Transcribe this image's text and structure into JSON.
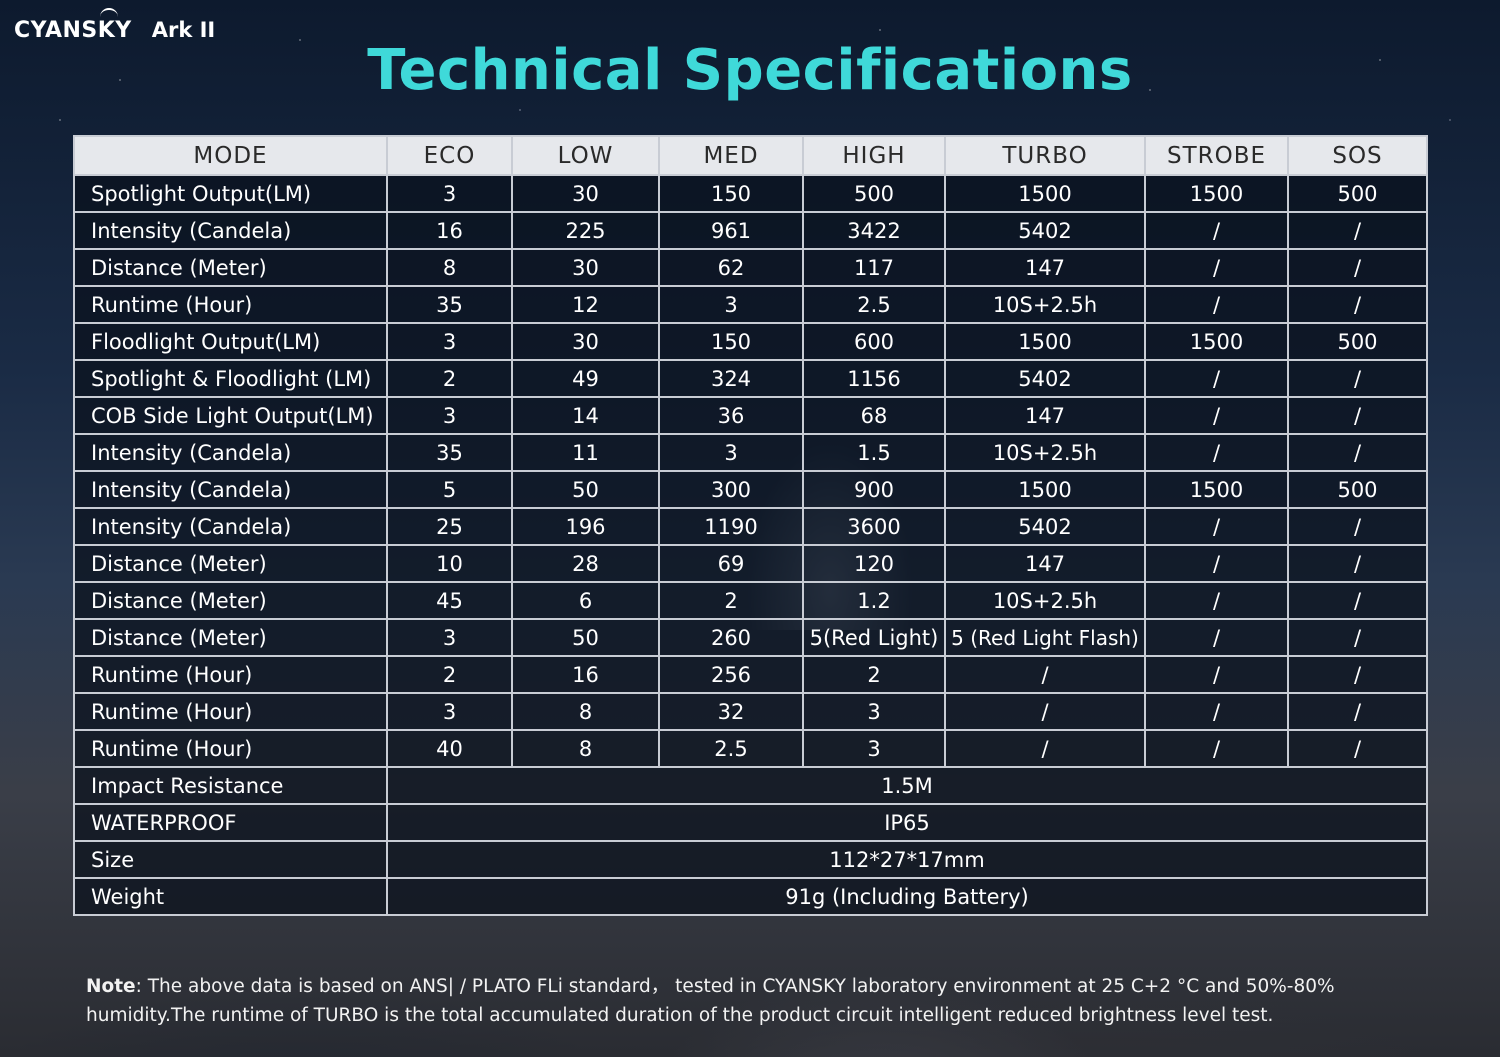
{
  "brand": {
    "logo": "CYANSKY",
    "model": "Ark II"
  },
  "title": "Technical Specifications",
  "table": {
    "headers": [
      "MODE",
      "ECO",
      "LOW",
      "MED",
      "HIGH",
      "TURBO",
      "STROBE",
      "SOS"
    ],
    "rows": [
      [
        "Spotlight Output(LM)",
        "3",
        "30",
        "150",
        "500",
        "1500",
        "1500",
        "500"
      ],
      [
        "Intensity (Candela)",
        "16",
        "225",
        "961",
        "3422",
        "5402",
        "/",
        "/"
      ],
      [
        "Distance (Meter)",
        "8",
        "30",
        "62",
        "117",
        "147",
        "/",
        "/"
      ],
      [
        "Runtime (Hour)",
        "35",
        "12",
        "3",
        "2.5",
        "10S+2.5h",
        "/",
        "/"
      ],
      [
        "Floodlight Output(LM)",
        "3",
        "30",
        "150",
        "600",
        "1500",
        "1500",
        "500"
      ],
      [
        "Spotlight & Floodlight (LM)",
        "2",
        "49",
        "324",
        "1156",
        "5402",
        "/",
        "/"
      ],
      [
        "COB Side Light Output(LM)",
        "3",
        "14",
        "36",
        "68",
        "147",
        "/",
        "/"
      ],
      [
        "Intensity (Candela)",
        "35",
        "11",
        "3",
        "1.5",
        "10S+2.5h",
        "/",
        "/"
      ],
      [
        "Intensity (Candela)",
        "5",
        "50",
        "300",
        "900",
        "1500",
        "1500",
        "500"
      ],
      [
        "Intensity (Candela)",
        "25",
        "196",
        "1190",
        "3600",
        "5402",
        "/",
        "/"
      ],
      [
        "Distance (Meter)",
        "10",
        "28",
        "69",
        "120",
        "147",
        "/",
        "/"
      ],
      [
        "Distance (Meter)",
        "45",
        "6",
        "2",
        "1.2",
        "10S+2.5h",
        "/",
        "/"
      ],
      [
        "Distance (Meter)",
        "3",
        "50",
        "260",
        "5(Red Light)",
        "5 (Red Light Flash)",
        "/",
        "/"
      ],
      [
        "Runtime (Hour)",
        "2",
        "16",
        "256",
        "2",
        "/",
        "/",
        "/"
      ],
      [
        "Runtime (Hour)",
        "3",
        "8",
        "32",
        "3",
        "/",
        "/",
        "/"
      ],
      [
        "Runtime (Hour)",
        "40",
        "8",
        "2.5",
        "3",
        "/",
        "/",
        "/"
      ]
    ],
    "span_rows": [
      {
        "label": "Impact Resistance",
        "value": "1.5M"
      },
      {
        "label": "WATERPROOF",
        "value": "IP65"
      },
      {
        "label": "Size",
        "value": "112*27*17mm"
      },
      {
        "label": "Weight",
        "value": "91g (Including Battery)"
      }
    ]
  },
  "note": {
    "prefix": "Note",
    "text": ": The above data is based on ANS| / PLATO FLi standard，  tested in CYANSKY laboratory environment at 25 C+2 °C and 50%-80% humidity.The runtime of TURBO is the total accumulated duration of the product circuit intelligent reduced brightness level test."
  },
  "colors": {
    "title": "#3fd9d9",
    "header_bg": "#e6e8ec",
    "cell_bg": "#0a101c"
  }
}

• • • • • • •

## Task prompt
Working from the material above, transcribe it exactly while omitting pictures.

## Solution to the exercise
Transcribe this image's text and structure into JSON.
{
  "brand": {
    "logo": "CYANSKY",
    "model": "Ark II"
  },
  "title": "Technical Specifications",
  "table": {
    "headers": [
      "MODE",
      "ECO",
      "LOW",
      "MED",
      "HIGH",
      "TURBO",
      "STROBE",
      "SOS"
    ],
    "rows": [
      [
        "Spotlight Output(LM)",
        "3",
        "30",
        "150",
        "500",
        "1500",
        "1500",
        "500"
      ],
      [
        "Intensity (Candela)",
        "16",
        "225",
        "961",
        "3422",
        "5402",
        "/",
        "/"
      ],
      [
        "Distance (Meter)",
        "8",
        "30",
        "62",
        "117",
        "147",
        "/",
        "/"
      ],
      [
        "Runtime (Hour)",
        "35",
        "12",
        "3",
        "2.5",
        "10S+2.5h",
        "/",
        "/"
      ],
      [
        "Floodlight Output(LM)",
        "3",
        "30",
        "150",
        "600",
        "1500",
        "1500",
        "500"
      ],
      [
        "Spotlight & Floodlight (LM)",
        "2",
        "49",
        "324",
        "1156",
        "5402",
        "/",
        "/"
      ],
      [
        "COB Side Light Output(LM)",
        "3",
        "14",
        "36",
        "68",
        "147",
        "/",
        "/"
      ],
      [
        "Intensity (Candela)",
        "35",
        "11",
        "3",
        "1.5",
        "10S+2.5h",
        "/",
        "/"
      ],
      [
        "Intensity (Candela)",
        "5",
        "50",
        "300",
        "900",
        "1500",
        "1500",
        "500"
      ],
      [
        "Intensity (Candela)",
        "25",
        "196",
        "1190",
        "3600",
        "5402",
        "/",
        "/"
      ],
      [
        "Distance (Meter)",
        "10",
        "28",
        "69",
        "120",
        "147",
        "/",
        "/"
      ],
      [
        "Distance (Meter)",
        "45",
        "6",
        "2",
        "1.2",
        "10S+2.5h",
        "/",
        "/"
      ],
      [
        "Distance (Meter)",
        "3",
        "50",
        "260",
        "5(Red Light)",
        "5 (Red Light Flash)",
        "/",
        "/"
      ],
      [
        "Runtime (Hour)",
        "2",
        "16",
        "256",
        "2",
        "/",
        "/",
        "/"
      ],
      [
        "Runtime (Hour)",
        "3",
        "8",
        "32",
        "3",
        "/",
        "/",
        "/"
      ],
      [
        "Runtime (Hour)",
        "40",
        "8",
        "2.5",
        "3",
        "/",
        "/",
        "/"
      ]
    ],
    "span_rows": [
      {
        "label": "Impact Resistance",
        "value": "1.5M"
      },
      {
        "label": "WATERPROOF",
        "value": "IP65"
      },
      {
        "label": "Size",
        "value": "112*27*17mm"
      },
      {
        "label": "Weight",
        "value": "91g (Including Battery)"
      }
    ]
  },
  "note": {
    "prefix": "Note",
    "text": ": The above data is based on ANS| / PLATO FLi standard，  tested in CYANSKY laboratory environment at 25 C+2 °C and 50%-80% humidity.The runtime of TURBO is the total accumulated duration of the product circuit intelligent reduced brightness level test."
  },
  "colors": {
    "title": "#3fd9d9",
    "header_bg": "#e6e8ec",
    "cell_bg": "#0a101c"
  }
}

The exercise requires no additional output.